Requirements: Give every entry again, word for word and in full.

↓↓↓

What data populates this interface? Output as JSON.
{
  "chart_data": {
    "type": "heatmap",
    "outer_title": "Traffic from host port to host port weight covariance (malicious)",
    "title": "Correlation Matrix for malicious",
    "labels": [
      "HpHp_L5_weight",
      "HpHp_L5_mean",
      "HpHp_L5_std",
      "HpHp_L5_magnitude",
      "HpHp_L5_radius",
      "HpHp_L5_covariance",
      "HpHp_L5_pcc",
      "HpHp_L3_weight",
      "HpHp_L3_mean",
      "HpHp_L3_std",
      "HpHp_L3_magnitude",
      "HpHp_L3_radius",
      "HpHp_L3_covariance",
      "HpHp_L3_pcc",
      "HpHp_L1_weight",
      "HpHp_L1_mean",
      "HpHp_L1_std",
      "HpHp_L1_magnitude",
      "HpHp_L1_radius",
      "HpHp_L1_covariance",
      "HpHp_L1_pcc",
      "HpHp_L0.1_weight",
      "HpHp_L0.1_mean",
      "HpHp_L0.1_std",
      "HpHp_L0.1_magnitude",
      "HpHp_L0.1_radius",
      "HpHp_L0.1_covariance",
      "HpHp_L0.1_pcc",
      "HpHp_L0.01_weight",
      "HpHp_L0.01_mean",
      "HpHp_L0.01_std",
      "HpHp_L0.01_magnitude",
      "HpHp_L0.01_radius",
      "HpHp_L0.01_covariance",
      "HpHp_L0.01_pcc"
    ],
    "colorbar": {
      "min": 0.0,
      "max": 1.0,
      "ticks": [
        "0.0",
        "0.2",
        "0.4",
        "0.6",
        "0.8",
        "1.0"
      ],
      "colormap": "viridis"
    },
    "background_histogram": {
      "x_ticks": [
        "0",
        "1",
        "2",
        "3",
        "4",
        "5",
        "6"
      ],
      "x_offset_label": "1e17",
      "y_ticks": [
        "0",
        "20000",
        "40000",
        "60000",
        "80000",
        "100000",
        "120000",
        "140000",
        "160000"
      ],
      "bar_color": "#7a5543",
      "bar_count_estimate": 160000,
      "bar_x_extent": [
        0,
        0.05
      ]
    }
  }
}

↑↑↑

Answer to the exercise:
What data populates this interface? Output as JSON.
{
  "chart_data": {
    "type": "heatmap",
    "outer_title": "Traffic from host port to host port weight covariance (malicious)",
    "title": "Correlation Matrix for malicious",
    "labels": [
      "HpHp_L5_weight",
      "HpHp_L5_mean",
      "HpHp_L5_std",
      "HpHp_L5_magnitude",
      "HpHp_L5_radius",
      "HpHp_L5_covariance",
      "HpHp_L5_pcc",
      "HpHp_L3_weight",
      "HpHp_L3_mean",
      "HpHp_L3_std",
      "HpHp_L3_magnitude",
      "HpHp_L3_radius",
      "HpHp_L3_covariance",
      "HpHp_L3_pcc",
      "HpHp_L1_weight",
      "HpHp_L1_mean",
      "HpHp_L1_std",
      "HpHp_L1_magnitude",
      "HpHp_L1_radius",
      "HpHp_L1_covariance",
      "HpHp_L1_pcc",
      "HpHp_L0.1_weight",
      "HpHp_L0.1_mean",
      "HpHp_L0.1_std",
      "HpHp_L0.1_magnitude",
      "HpHp_L0.1_radius",
      "HpHp_L0.1_covariance",
      "HpHp_L0.1_pcc",
      "HpHp_L0.01_weight",
      "HpHp_L0.01_mean",
      "HpHp_L0.01_std",
      "HpHp_L0.01_magnitude",
      "HpHp_L0.01_radius",
      "HpHp_L0.01_covariance",
      "HpHp_L0.01_pcc"
    ],
    "colorbar": {
      "min": 0.0,
      "max": 1.0,
      "ticks": [
        "0.0",
        "0.2",
        "0.4",
        "0.6",
        "0.8",
        "1.0"
      ],
      "colormap": "viridis"
    },
    "background_histogram": {
      "x_ticks": [
        "0",
        "1",
        "2",
        "3",
        "4",
        "5",
        "6"
      ],
      "x_offset_label": "1e17",
      "y_ticks": [
        "0",
        "20000",
        "40000",
        "60000",
        "80000",
        "100000",
        "120000",
        "140000",
        "160000"
      ],
      "bar_color": "#7a5543",
      "bar_count_estimate": 160000,
      "bar_x_extent": [
        0,
        0.05
      ]
    }
  }
}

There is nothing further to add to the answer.